Task requirements - Go through the data below. List every line that holds the word "Seismopolite".

Data excerpts
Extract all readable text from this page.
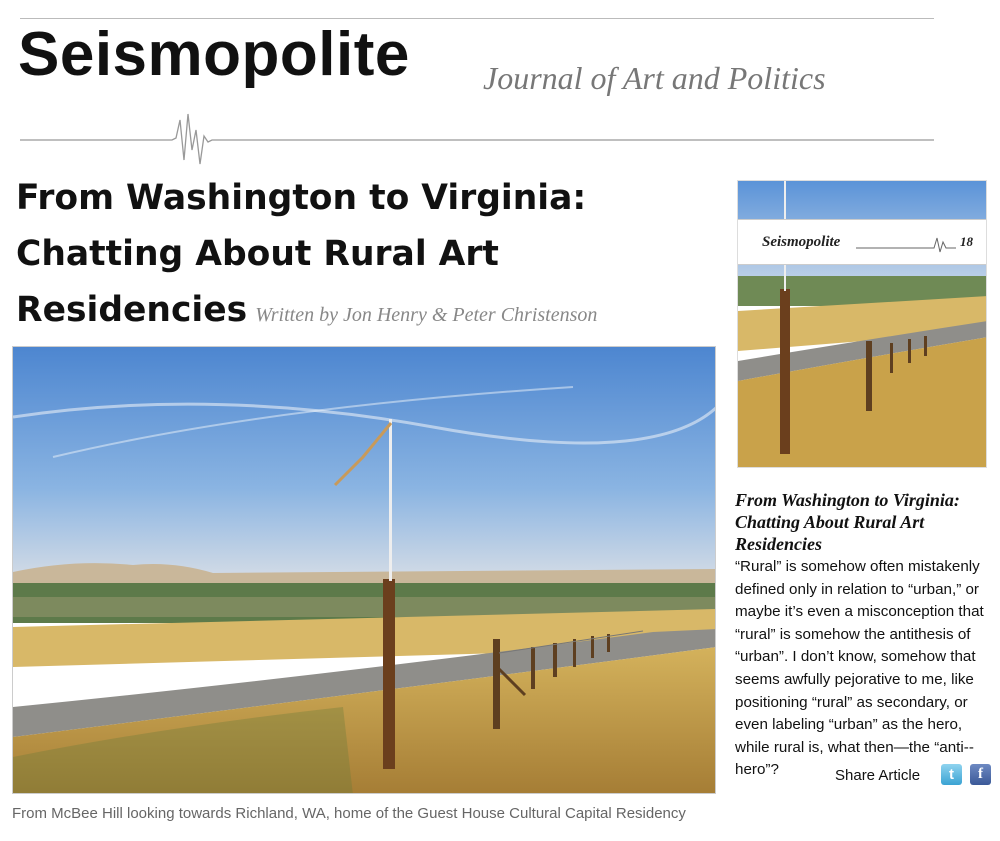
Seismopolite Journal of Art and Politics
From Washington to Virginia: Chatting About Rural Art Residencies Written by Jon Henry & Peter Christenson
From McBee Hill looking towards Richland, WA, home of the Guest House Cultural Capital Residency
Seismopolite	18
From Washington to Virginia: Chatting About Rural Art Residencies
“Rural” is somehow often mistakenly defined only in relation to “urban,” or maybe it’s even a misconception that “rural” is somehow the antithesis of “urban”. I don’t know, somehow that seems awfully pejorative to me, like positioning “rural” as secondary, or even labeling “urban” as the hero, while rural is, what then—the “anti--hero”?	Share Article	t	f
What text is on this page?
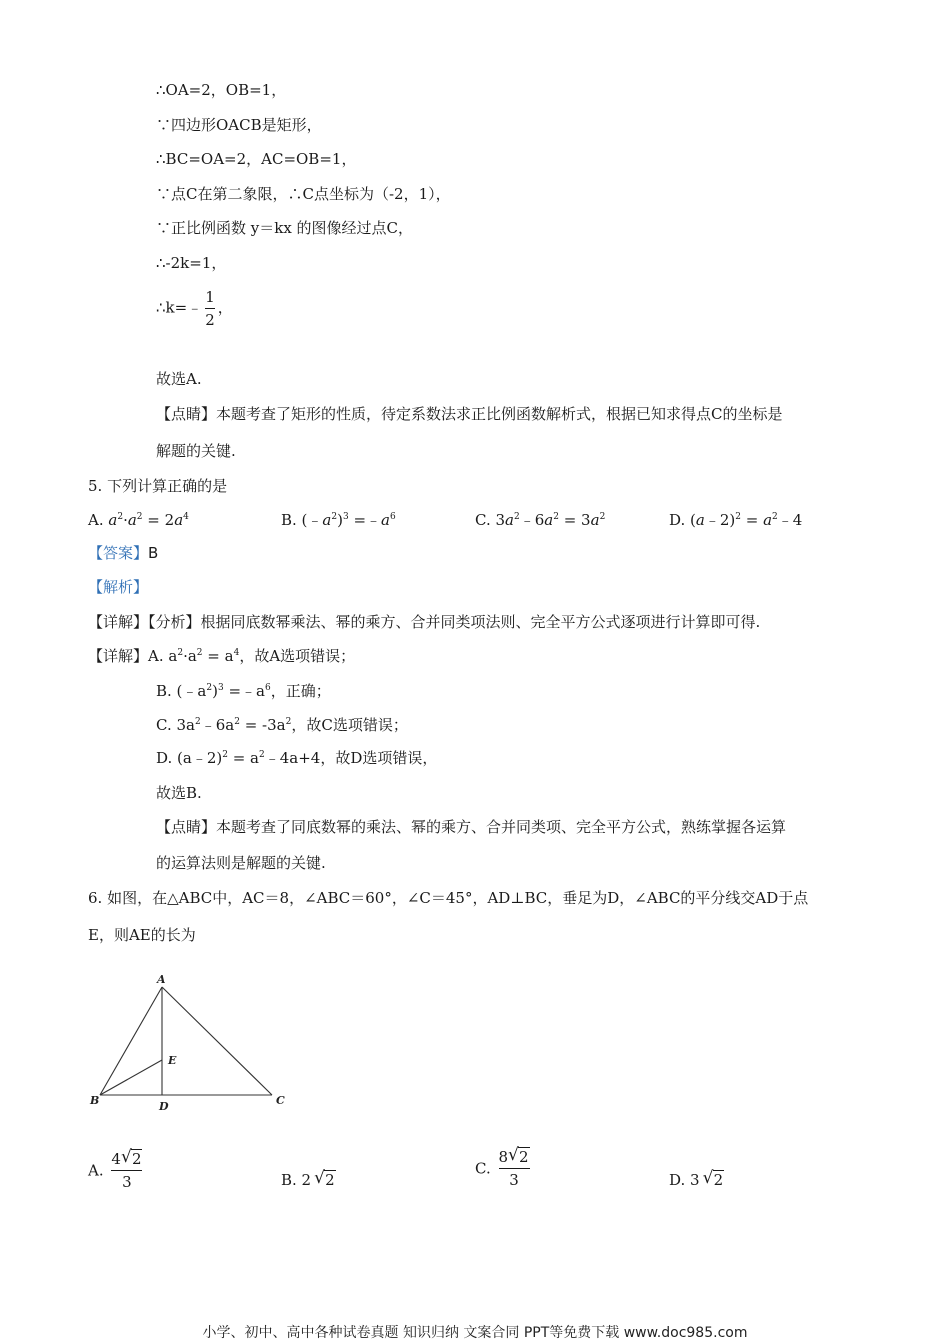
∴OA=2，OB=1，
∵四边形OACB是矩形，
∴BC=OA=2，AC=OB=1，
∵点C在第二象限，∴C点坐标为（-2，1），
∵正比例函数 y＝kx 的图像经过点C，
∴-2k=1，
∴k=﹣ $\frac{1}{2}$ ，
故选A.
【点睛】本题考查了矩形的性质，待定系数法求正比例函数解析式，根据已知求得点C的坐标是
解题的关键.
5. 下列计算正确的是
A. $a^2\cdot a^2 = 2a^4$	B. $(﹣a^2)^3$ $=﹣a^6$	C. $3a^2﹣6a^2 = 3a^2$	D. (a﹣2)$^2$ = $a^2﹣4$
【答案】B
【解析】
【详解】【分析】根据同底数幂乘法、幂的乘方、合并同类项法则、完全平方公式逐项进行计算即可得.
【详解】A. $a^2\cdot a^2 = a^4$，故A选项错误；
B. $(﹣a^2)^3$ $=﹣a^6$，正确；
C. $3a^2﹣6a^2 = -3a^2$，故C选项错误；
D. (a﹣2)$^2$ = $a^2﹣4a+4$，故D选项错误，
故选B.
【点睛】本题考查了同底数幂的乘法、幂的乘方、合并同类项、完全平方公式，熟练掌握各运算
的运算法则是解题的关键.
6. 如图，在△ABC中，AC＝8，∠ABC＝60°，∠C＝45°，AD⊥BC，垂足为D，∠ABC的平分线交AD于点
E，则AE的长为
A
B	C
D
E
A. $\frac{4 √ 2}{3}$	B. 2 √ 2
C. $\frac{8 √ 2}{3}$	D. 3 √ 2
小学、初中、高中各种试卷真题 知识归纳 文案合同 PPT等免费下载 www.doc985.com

==

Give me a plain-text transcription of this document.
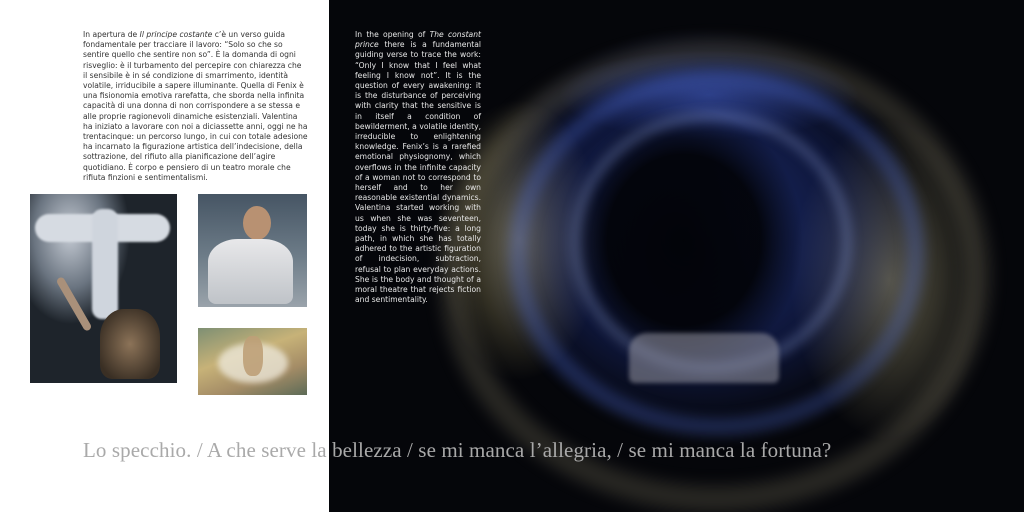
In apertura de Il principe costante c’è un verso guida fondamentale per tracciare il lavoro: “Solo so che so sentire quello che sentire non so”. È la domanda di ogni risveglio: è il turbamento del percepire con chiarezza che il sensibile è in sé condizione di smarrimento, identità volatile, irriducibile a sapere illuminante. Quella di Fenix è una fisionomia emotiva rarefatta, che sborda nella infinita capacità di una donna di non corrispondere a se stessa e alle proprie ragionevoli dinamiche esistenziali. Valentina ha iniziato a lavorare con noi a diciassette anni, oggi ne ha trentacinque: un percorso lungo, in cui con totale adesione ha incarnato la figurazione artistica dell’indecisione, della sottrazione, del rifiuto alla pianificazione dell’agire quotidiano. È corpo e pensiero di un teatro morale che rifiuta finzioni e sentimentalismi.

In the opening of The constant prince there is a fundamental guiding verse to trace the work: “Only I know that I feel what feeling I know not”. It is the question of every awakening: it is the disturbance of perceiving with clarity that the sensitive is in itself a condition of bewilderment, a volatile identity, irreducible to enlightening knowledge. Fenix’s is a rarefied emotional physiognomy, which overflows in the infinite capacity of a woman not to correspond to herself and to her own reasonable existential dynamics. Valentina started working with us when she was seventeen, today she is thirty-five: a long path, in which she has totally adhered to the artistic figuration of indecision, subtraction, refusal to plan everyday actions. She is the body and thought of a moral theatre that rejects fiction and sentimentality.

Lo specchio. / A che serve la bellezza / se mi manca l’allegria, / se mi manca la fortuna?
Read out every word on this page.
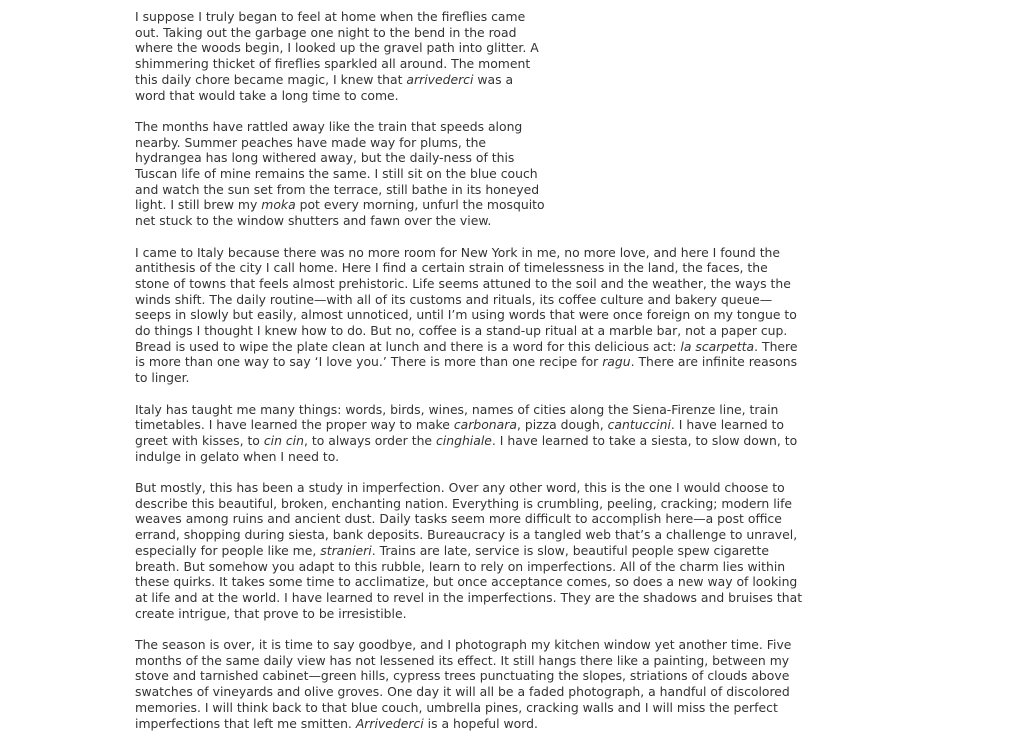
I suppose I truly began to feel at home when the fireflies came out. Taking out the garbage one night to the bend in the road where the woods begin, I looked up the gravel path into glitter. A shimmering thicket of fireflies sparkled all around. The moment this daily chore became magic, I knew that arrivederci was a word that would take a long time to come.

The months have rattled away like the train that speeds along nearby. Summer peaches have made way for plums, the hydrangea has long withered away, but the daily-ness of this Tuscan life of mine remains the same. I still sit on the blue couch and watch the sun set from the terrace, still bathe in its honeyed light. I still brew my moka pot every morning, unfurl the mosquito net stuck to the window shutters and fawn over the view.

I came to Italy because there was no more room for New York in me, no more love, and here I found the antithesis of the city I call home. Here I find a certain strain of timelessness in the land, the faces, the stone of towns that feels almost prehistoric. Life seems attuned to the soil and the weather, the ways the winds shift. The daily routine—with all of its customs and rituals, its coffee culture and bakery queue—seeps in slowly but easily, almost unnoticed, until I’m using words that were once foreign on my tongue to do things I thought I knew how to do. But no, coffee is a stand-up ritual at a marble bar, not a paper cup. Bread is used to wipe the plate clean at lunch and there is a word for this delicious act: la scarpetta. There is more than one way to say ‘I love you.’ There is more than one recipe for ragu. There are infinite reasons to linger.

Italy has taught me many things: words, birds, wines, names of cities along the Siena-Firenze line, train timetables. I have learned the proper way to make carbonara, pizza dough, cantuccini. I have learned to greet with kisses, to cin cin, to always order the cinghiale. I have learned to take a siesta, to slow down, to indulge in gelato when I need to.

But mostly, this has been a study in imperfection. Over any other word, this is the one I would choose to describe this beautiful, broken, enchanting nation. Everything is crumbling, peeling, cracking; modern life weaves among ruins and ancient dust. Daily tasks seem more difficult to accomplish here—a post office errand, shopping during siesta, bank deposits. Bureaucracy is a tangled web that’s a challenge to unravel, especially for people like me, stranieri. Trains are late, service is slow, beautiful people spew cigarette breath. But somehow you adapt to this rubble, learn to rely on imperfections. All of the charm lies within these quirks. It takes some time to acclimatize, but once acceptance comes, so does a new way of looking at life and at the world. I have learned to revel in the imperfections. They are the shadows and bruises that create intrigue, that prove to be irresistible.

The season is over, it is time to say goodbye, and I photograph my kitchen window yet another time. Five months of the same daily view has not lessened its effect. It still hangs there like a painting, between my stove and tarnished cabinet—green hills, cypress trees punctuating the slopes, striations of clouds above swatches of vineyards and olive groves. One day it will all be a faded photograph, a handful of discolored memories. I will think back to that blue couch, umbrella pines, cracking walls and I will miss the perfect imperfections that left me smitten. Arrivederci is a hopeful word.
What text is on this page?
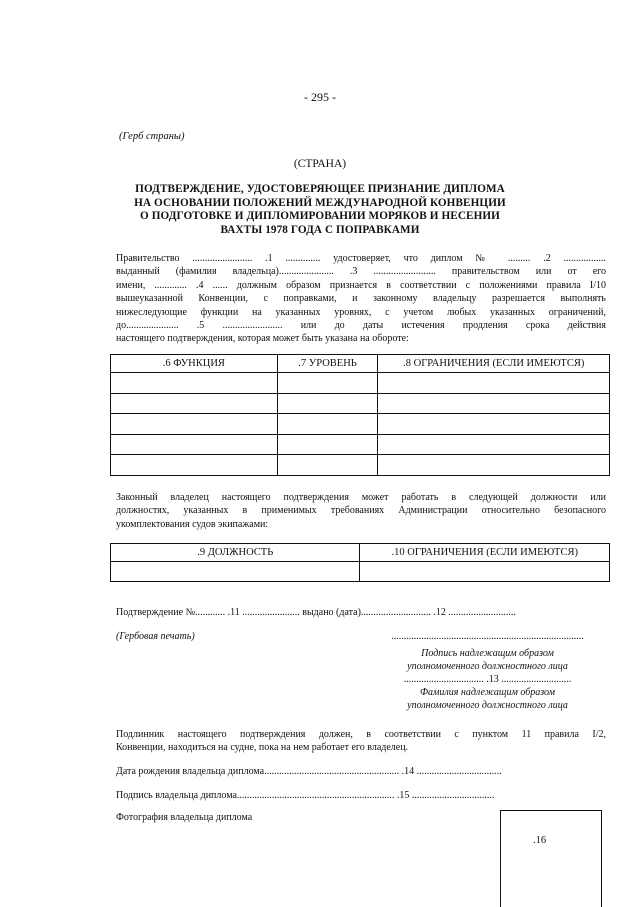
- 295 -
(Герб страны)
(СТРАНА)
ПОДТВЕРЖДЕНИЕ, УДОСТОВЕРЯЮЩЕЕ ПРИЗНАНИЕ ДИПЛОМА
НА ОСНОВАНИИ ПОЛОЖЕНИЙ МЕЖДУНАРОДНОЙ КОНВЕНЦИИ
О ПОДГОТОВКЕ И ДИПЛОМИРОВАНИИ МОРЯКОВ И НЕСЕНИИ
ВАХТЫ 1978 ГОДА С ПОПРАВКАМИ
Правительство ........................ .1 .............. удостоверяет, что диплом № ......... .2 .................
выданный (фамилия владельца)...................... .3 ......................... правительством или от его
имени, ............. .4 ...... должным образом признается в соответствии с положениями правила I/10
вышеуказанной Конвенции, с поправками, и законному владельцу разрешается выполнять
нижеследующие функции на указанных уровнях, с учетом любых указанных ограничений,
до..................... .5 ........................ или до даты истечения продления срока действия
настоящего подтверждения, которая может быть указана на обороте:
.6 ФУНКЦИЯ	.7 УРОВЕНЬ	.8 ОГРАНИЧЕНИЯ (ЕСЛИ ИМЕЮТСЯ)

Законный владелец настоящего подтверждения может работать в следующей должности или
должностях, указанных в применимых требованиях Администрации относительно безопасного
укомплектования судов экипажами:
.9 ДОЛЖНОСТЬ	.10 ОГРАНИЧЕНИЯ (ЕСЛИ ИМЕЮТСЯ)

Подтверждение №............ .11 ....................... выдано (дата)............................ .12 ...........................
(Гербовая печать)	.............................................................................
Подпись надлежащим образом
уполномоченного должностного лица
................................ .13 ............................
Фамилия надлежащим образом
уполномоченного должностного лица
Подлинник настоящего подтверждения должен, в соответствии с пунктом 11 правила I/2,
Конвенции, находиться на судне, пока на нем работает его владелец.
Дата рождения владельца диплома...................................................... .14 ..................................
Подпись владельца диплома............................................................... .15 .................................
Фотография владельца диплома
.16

Written answer -
Seismopolite Journal of Art and Politics
Seismopolite	18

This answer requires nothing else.